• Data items
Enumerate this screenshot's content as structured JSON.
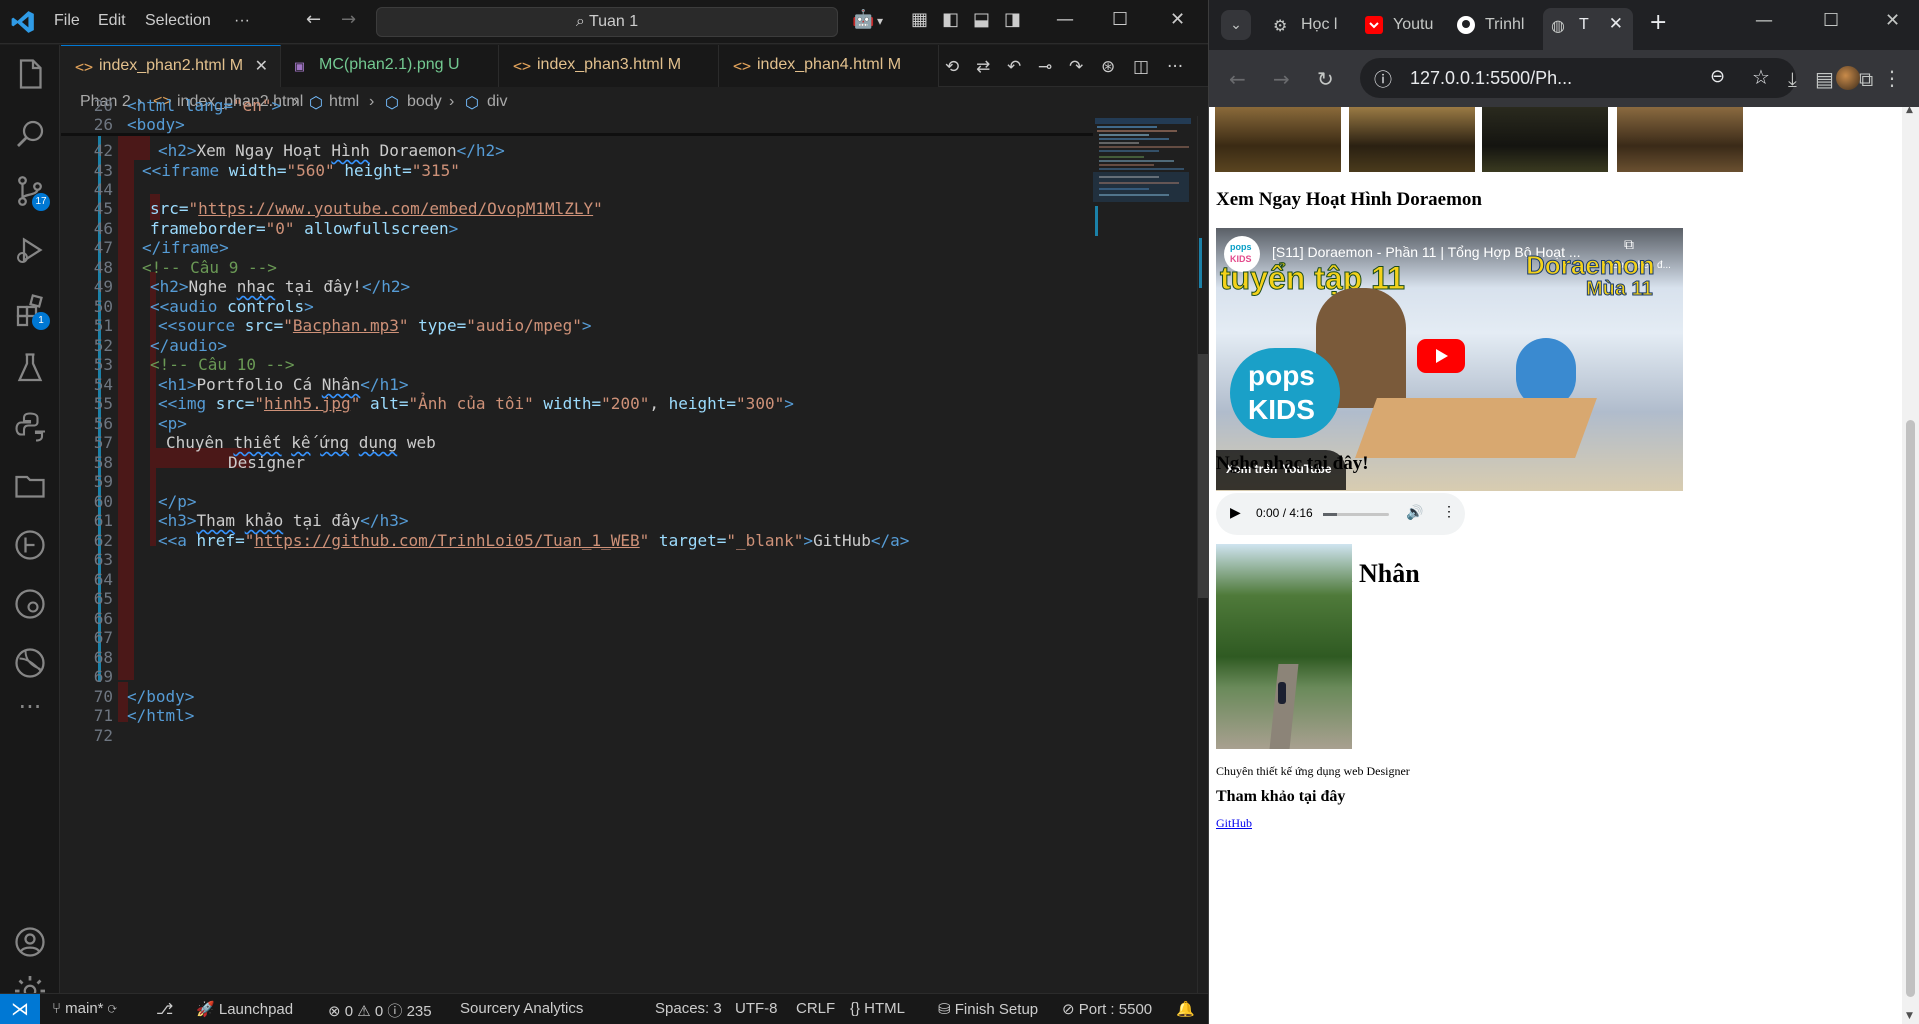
{
  "vscode": {
    "menu": [
      "File",
      "Edit",
      "Selection",
      "···"
    ],
    "search": "Tuan 1",
    "tabs": [
      {
        "label": "index_phan2.html",
        "status": "M",
        "icon": "<>",
        "color": "#e2a35b",
        "active": true
      },
      {
        "label": "MC(phan2.1).png",
        "status": "U",
        "icon": "▣",
        "color": "#73c991",
        "active": false
      },
      {
        "label": "index_phan3.html",
        "status": "M",
        "icon": "<>",
        "color": "#e2a35b",
        "active": false
      },
      {
        "label": "index_phan4.html",
        "status": "M",
        "icon": "<>",
        "color": "#e2a35b",
        "active": false
      }
    ],
    "breadcrumb": [
      "Phan 2",
      "index_phan2.html",
      "html",
      "body",
      "div"
    ],
    "activity_badges": {
      "source_control": "17",
      "extensions": "1"
    },
    "status": {
      "branch": "main*",
      "launchpad": "Launchpad",
      "problems": "0",
      "warnings": "0",
      "info": "235",
      "sourcery": "Sourcery Analytics",
      "spaces": "Spaces: 3",
      "encoding": "UTF-8",
      "eol": "CRLF",
      "language": "{} HTML",
      "finish": "Finish Setup",
      "port": "Port : 5500"
    }
  },
  "code_lines": [
    {
      "n": "20",
      "sticky": true
    },
    {
      "n": "26",
      "sticky": true
    },
    {
      "n": "42"
    },
    {
      "n": "43"
    },
    {
      "n": "44"
    },
    {
      "n": "45"
    },
    {
      "n": "46"
    },
    {
      "n": "47"
    },
    {
      "n": "48"
    },
    {
      "n": "49"
    },
    {
      "n": "50"
    },
    {
      "n": "51"
    },
    {
      "n": "52"
    },
    {
      "n": "53"
    },
    {
      "n": "54"
    },
    {
      "n": "55"
    },
    {
      "n": "56"
    },
    {
      "n": "57"
    },
    {
      "n": "58"
    },
    {
      "n": "59"
    },
    {
      "n": "60"
    },
    {
      "n": "61"
    },
    {
      "n": "62"
    },
    {
      "n": "63"
    },
    {
      "n": "64"
    },
    {
      "n": "65"
    },
    {
      "n": "66"
    },
    {
      "n": "67"
    },
    {
      "n": "68"
    },
    {
      "n": "69"
    },
    {
      "n": "70"
    },
    {
      "n": "71"
    },
    {
      "n": "72"
    }
  ],
  "code": {
    "l20": [
      "<html lang=",
      "\"en\"",
      ">"
    ],
    "l26": "<body>",
    "l42a": "<h2>",
    "l42b": "Xem Ngay Hoạt ",
    "l42c": "Hình",
    "l42d": " Doraemon",
    "l42e": "</h2>",
    "l43a": "<iframe",
    "l43b": " width=",
    "l43c": "\"560\"",
    "l43d": " height=",
    "l43e": "\"315\"",
    "l45a": "src=",
    "l45b": "\"",
    "l45c": "https://www.youtube.com/embed/OvopM1MlZLY",
    "l45d": "\"",
    "l46a": "frameborder=",
    "l46b": "\"0\"",
    "l46c": " allowfullscreen",
    "l46d": ">",
    "l47": "</iframe>",
    "l48": "<!-- Câu 9 -->",
    "l49a": "<h2>",
    "l49b": "Nghe ",
    "l49c": "nhạc",
    "l49d": " tại đây!",
    "l49e": "</h2>",
    "l50a": "<audio",
    "l50b": " controls",
    "l50c": ">",
    "l51a": "<source",
    "l51b": " src=",
    "l51c": "\"",
    "l51d": "Bacphan.mp3",
    "l51e": "\"",
    "l51f": " type=",
    "l51g": "\"audio/mpeg\"",
    "l51h": ">",
    "l52": "</audio>",
    "l53": "<!-- Câu 10 -->",
    "l54a": "<h1>",
    "l54b": "Portfolio Cá ",
    "l54c": "Nhân",
    "l54d": "</h1>",
    "l55a": "<img",
    "l55b": " src=",
    "l55c": "\"",
    "l55d": "hinh5.jpg",
    "l55e": "\"",
    "l55f": " alt=",
    "l55g": "\"Ảnh của tôi\"",
    "l55h": " width=",
    "l55i": "\"200\"",
    "l55j": ", ",
    "l55k": "height=",
    "l55l": "\"300\"",
    "l55m": ">",
    "l56": "<p>",
    "l57a": "Chuyên ",
    "l57b": "thiết",
    "l57c": " ",
    "l57d": "kế",
    "l57e": " ",
    "l57f": "ứng",
    "l57g": " ",
    "l57h": "dụng",
    "l57i": " web",
    "l58": "Designer",
    "l60": "</p>",
    "l61a": "<h3>",
    "l61b": "Tham",
    "l61c": " ",
    "l61d": "khảo",
    "l61e": " tại đây",
    "l61f": "</h3>",
    "l62a": "<a",
    "l62b": " href=",
    "l62c": "\"",
    "l62d": "https://github.com/TrinhLoi05/Tuan_1_WEB",
    "l62e": "\"",
    "l62f": " target=",
    "l62g": "\"_blank\"",
    "l62h": ">",
    "l62i": "GitHub",
    "l62j": "</a>",
    "l70": "</body>",
    "l71": "</html>"
  },
  "chrome": {
    "tabs": [
      {
        "label": "Học l",
        "icon_color": "#c4c7c5"
      },
      {
        "label": "Youtu",
        "icon_color": "#ff0000"
      },
      {
        "label": "Trinhl",
        "icon_color": "#ffffff"
      },
      {
        "label": "T",
        "icon_color": "#c4c7c5"
      }
    ],
    "url": "127.0.0.1:5500/Ph..."
  },
  "page": {
    "h2_video": "Xem Ngay Hoạt Hình Doraemon",
    "video_title": "[S11] Doraemon - Phần 11 | Tổng Hợp Bộ Hoạt ...",
    "video_copy": "Sao chép đ...",
    "video_watch_on": "Xem trên",
    "video_brand": "YouTube",
    "video_logo_top": "pops",
    "video_logo_bottom": "KIDS",
    "video_banner_left": "tuyển tập 11",
    "video_banner_right_1": "Doraemon",
    "video_banner_right_2": "Mùa 11",
    "h2_music": "Nghe nhạc tại đây!",
    "audio_time": "0:00 / 4:16",
    "h1_portfolio": "Portfolio Cá Nhân",
    "p_text": "Chuyên thiết kế ứng dụng web Designer",
    "h3_ref": "Tham khảo tại đây",
    "link": "GitHub"
  }
}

• PROBLEM
Without including any pictures, output all the entries above exactly.

• SOLVED PROBLEM
Enumerate this screenshot's content as structured JSON.
{
  "vscode": {
    "menu": [
      "File",
      "Edit",
      "Selection",
      "···"
    ],
    "search": "Tuan 1",
    "tabs": [
      {
        "label": "index_phan2.html",
        "status": "M",
        "icon": "<>",
        "color": "#e2a35b",
        "active": true
      },
      {
        "label": "MC(phan2.1).png",
        "status": "U",
        "icon": "▣",
        "color": "#73c991",
        "active": false
      },
      {
        "label": "index_phan3.html",
        "status": "M",
        "icon": "<>",
        "color": "#e2a35b",
        "active": false
      },
      {
        "label": "index_phan4.html",
        "status": "M",
        "icon": "<>",
        "color": "#e2a35b",
        "active": false
      }
    ],
    "breadcrumb": [
      "Phan 2",
      "index_phan2.html",
      "html",
      "body",
      "div"
    ],
    "activity_badges": {
      "source_control": "17",
      "extensions": "1"
    },
    "status": {
      "branch": "main*",
      "launchpad": "Launchpad",
      "problems": "0",
      "warnings": "0",
      "info": "235",
      "sourcery": "Sourcery Analytics",
      "spaces": "Spaces: 3",
      "encoding": "UTF-8",
      "eol": "CRLF",
      "language": "{} HTML",
      "finish": "Finish Setup",
      "port": "Port : 5500"
    }
  },
  "code_lines": [
    {
      "n": "20",
      "sticky": true
    },
    {
      "n": "26",
      "sticky": true
    },
    {
      "n": "42"
    },
    {
      "n": "43"
    },
    {
      "n": "44"
    },
    {
      "n": "45"
    },
    {
      "n": "46"
    },
    {
      "n": "47"
    },
    {
      "n": "48"
    },
    {
      "n": "49"
    },
    {
      "n": "50"
    },
    {
      "n": "51"
    },
    {
      "n": "52"
    },
    {
      "n": "53"
    },
    {
      "n": "54"
    },
    {
      "n": "55"
    },
    {
      "n": "56"
    },
    {
      "n": "57"
    },
    {
      "n": "58"
    },
    {
      "n": "59"
    },
    {
      "n": "60"
    },
    {
      "n": "61"
    },
    {
      "n": "62"
    },
    {
      "n": "63"
    },
    {
      "n": "64"
    },
    {
      "n": "65"
    },
    {
      "n": "66"
    },
    {
      "n": "67"
    },
    {
      "n": "68"
    },
    {
      "n": "69"
    },
    {
      "n": "70"
    },
    {
      "n": "71"
    },
    {
      "n": "72"
    }
  ],
  "code": {
    "l20": [
      "<html lang=",
      "\"en\"",
      ">"
    ],
    "l26": "<body>",
    "l42a": "<h2>",
    "l42b": "Xem Ngay Hoạt ",
    "l42c": "Hình",
    "l42d": " Doraemon",
    "l42e": "</h2>",
    "l43a": "<iframe",
    "l43b": " width=",
    "l43c": "\"560\"",
    "l43d": " height=",
    "l43e": "\"315\"",
    "l45a": "src=",
    "l45b": "\"",
    "l45c": "https://www.youtube.com/embed/OvopM1MlZLY",
    "l45d": "\"",
    "l46a": "frameborder=",
    "l46b": "\"0\"",
    "l46c": " allowfullscreen",
    "l46d": ">",
    "l47": "</iframe>",
    "l48": "<!-- Câu 9 -->",
    "l49a": "<h2>",
    "l49b": "Nghe ",
    "l49c": "nhạc",
    "l49d": " tại đây!",
    "l49e": "</h2>",
    "l50a": "<audio",
    "l50b": " controls",
    "l50c": ">",
    "l51a": "<source",
    "l51b": " src=",
    "l51c": "\"",
    "l51d": "Bacphan.mp3",
    "l51e": "\"",
    "l51f": " type=",
    "l51g": "\"audio/mpeg\"",
    "l51h": ">",
    "l52": "</audio>",
    "l53": "<!-- Câu 10 -->",
    "l54a": "<h1>",
    "l54b": "Portfolio Cá ",
    "l54c": "Nhân",
    "l54d": "</h1>",
    "l55a": "<img",
    "l55b": " src=",
    "l55c": "\"",
    "l55d": "hinh5.jpg",
    "l55e": "\"",
    "l55f": " alt=",
    "l55g": "\"Ảnh của tôi\"",
    "l55h": " width=",
    "l55i": "\"200\"",
    "l55j": ", ",
    "l55k": "height=",
    "l55l": "\"300\"",
    "l55m": ">",
    "l56": "<p>",
    "l57a": "Chuyên ",
    "l57b": "thiết",
    "l57c": " ",
    "l57d": "kế",
    "l57e": " ",
    "l57f": "ứng",
    "l57g": " ",
    "l57h": "dụng",
    "l57i": " web",
    "l58": "Designer",
    "l60": "</p>",
    "l61a": "<h3>",
    "l61b": "Tham",
    "l61c": " ",
    "l61d": "khảo",
    "l61e": " tại đây",
    "l61f": "</h3>",
    "l62a": "<a",
    "l62b": " href=",
    "l62c": "\"",
    "l62d": "https://github.com/TrinhLoi05/Tuan_1_WEB",
    "l62e": "\"",
    "l62f": " target=",
    "l62g": "\"_blank\"",
    "l62h": ">",
    "l62i": "GitHub",
    "l62j": "</a>",
    "l70": "</body>",
    "l71": "</html>"
  },
  "chrome": {
    "tabs": [
      {
        "label": "Học l",
        "icon_color": "#c4c7c5"
      },
      {
        "label": "Youtu",
        "icon_color": "#ff0000"
      },
      {
        "label": "Trinhl",
        "icon_color": "#ffffff"
      },
      {
        "label": "T",
        "icon_color": "#c4c7c5"
      }
    ],
    "url": "127.0.0.1:5500/Ph..."
  },
  "page": {
    "h2_video": "Xem Ngay Hoạt Hình Doraemon",
    "video_title": "[S11] Doraemon - Phần 11 | Tổng Hợp Bộ Hoạt ...",
    "video_copy": "Sao chép đ...",
    "video_watch_on": "Xem trên",
    "video_brand": "YouTube",
    "video_logo_top": "pops",
    "video_logo_bottom": "KIDS",
    "video_banner_left": "tuyển tập 11",
    "video_banner_right_1": "Doraemon",
    "video_banner_right_2": "Mùa 11",
    "h2_music": "Nghe nhạc tại đây!",
    "audio_time": "0:00 / 4:16",
    "h1_portfolio": "Portfolio Cá Nhân",
    "p_text": "Chuyên thiết kế ứng dụng web Designer",
    "h3_ref": "Tham khảo tại đây",
    "link": "GitHub"
  }
}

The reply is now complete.